The task: When you transcribe the entries below, keep the wording exact and omit the pictures.

___ Material provided ___

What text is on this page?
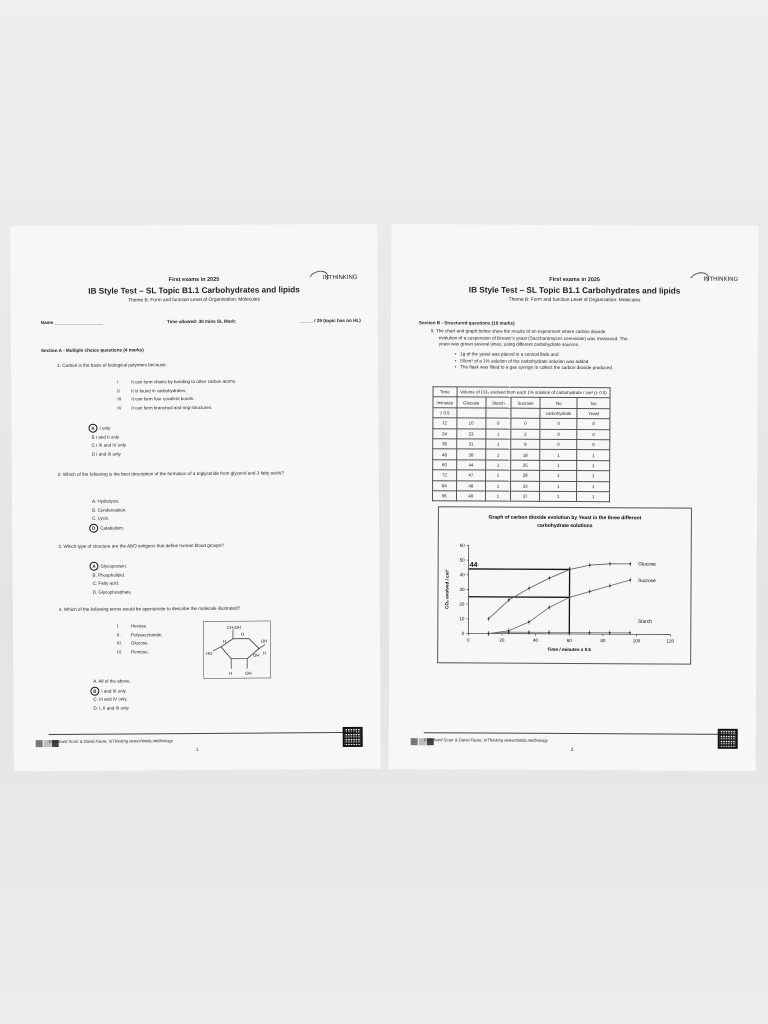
INTHINKING
First exams in 2025
IB Style Test – SL Topic B1.1 Carbohydrates and lipids
Theme B: Form and function Level of Organisation: Molecules
Name ___________________	Time allowed: 30 mins SL Mark:	_____ / 29 (topic has no HL)
Section A - Multiple choice questions (4 marks)
1. Carbon is the basis of biological polymers because:
I	It can form chains by bonding to other carbon atoms.
II	It is found in carbohydrates.
III It can form four covalent bonds.
IV It can form branched and ring structures.
A I only
B I and II only
C I III and IV only
D I and III only
2. Which of the following is the best description of the formation of a triglyceride from glycerol and 3 fatty acids?
A. Hydrolysis.
B. Condensation.
C. Lysis.
D Catabolism.
3. Which type of structure are the ABO antigens that define human blood groups?
A Glycoprotein.
B. Phospholipid.
C. Fatty acid.
D. Glycophosphate.
4. Which of the following terms would be appropriate to describe the molecule illustrated?
I.	Hexose.
II. Polysaccharide.
III. Glucose.
IV. Pentose.
CH₂OH
O
OH
HO
H	OH
H
OH H
A. All of the above.
B I and III only.
C. III and IV only.
D. I, II and III only.
© Richard Scarr & David Faure, InThinking www.thinkib.net/biology
1
INTHINKING
First exams in 2025
IB Style Test – SL Topic B1.1 Carbohydrates and lipids
Theme B: Form and function Level of Organisation: Molecules
Section B - Structured questions (19 marks)
5. The chart and graph below show the results of an experiment where carbon dioxide
evolution of a suspension of Brewer's yeast (Saccharomyces cerevisiae) was measured. The
yeast was grown several times, using different carbohydrate sources.
•   1g of the yeast was placed in a conical flask and
•   50cm³ of a 1% solution of the carbohydrate solution was added
•   The flask was fitted to a gas syringe to collect the carbon dioxide produced.
Time	Volume of CO₂ evolved from each 1% solution of carbohydrate / cm³ (± 0.5)				
/minutes	Glucose	Starch	Sucrose	No	No
± 0.5				carbohydrate	Yeast
12	10	0	0	0	0
24	23	1	2	0	0
36	31	1	8	0	0
48	38	1	18	1	1
60	44	1	25	1	1
72	47	1	29	1	1
84	48	1	33	1	1
96	48	1	37	1	1
Graph of carbon dioxide evolution by Yeast in the three different
carbohydrate solutions
0	20	40	60	80	100	120
0
10
20
30
40
50
60
Time / minutes ± 0.5
CO₂ evolved / cm³
44	Glucose
Sucrose
Starch
© Richard Scarr & David Faure, InThinking www.thinkib.net/biology
2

___

The answer:
What text is on this page?
INTHINKING
First exams in 2025
IB Style Test – SL Topic B1.1 Carbohydrates and lipids
Theme B: Form and function Level of Organisation: Molecules
Name ___________________	Time allowed: 30 mins SL Mark:	_____ / 29 (topic has no HL)
Section A - Multiple choice questions (4 marks)
1. Carbon is the basis of biological polymers because:
I	It can form chains by bonding to other carbon atoms.
II	It is found in carbohydrates.
III It can form four covalent bonds.
IV It can form branched and ring structures.
A I only
B I and II only
C I III and IV only
D I and III only
2. Which of the following is the best description of the formation of a triglyceride from glycerol and 3 fatty acids?
A. Hydrolysis.
B. Condensation.
C. Lysis.
D Catabolism.
3. Which type of structure are the ABO antigens that define human blood groups?
A Glycoprotein.
B. Phospholipid.
C. Fatty acid.
D. Glycophosphate.
4. Which of the following terms would be appropriate to describe the molecule illustrated?
I.	Hexose.
II. Polysaccharide.
III. Glucose.
IV. Pentose.
CH₂OH
O
OH
HO
H	OH
H
OH H
A. All of the above.
B I and III only.
C. III and IV only.
D. I, II and III only.
© Richard Scarr & David Faure, InThinking www.thinkib.net/biology
1
INTHINKING
First exams in 2025
IB Style Test – SL Topic B1.1 Carbohydrates and lipids
Theme B: Form and function Level of Organisation: Molecules
Section B - Structured questions (19 marks)
5. The chart and graph below show the results of an experiment where carbon dioxide
evolution of a suspension of Brewer's yeast (Saccharomyces cerevisiae) was measured. The
yeast was grown several times, using different carbohydrate sources.
•   1g of the yeast was placed in a conical flask and
•   50cm³ of a 1% solution of the carbohydrate solution was added
•   The flask was fitted to a gas syringe to collect the carbon dioxide produced.
Time	Volume of CO₂ evolved from each 1% solution of carbohydrate / cm³ (± 0.5)				
/minutes	Glucose	Starch	Sucrose	No	No
± 0.5				carbohydrate	Yeast
12	10	0	0	0	0
24	23	1	2	0	0
36	31	1	8	0	0
48	38	1	18	1	1
60	44	1	25	1	1
72	47	1	29	1	1
84	48	1	33	1	1
96	48	1	37	1	1
Graph of carbon dioxide evolution by Yeast in the three different
carbohydrate solutions
0	20	40	60	80	100	120
0
10
20
30
40
50
60
Time / minutes ± 0.5
CO₂ evolved / cm³
44	Glucose
Sucrose
Starch
© Richard Scarr & David Faure, InThinking www.thinkib.net/biology
2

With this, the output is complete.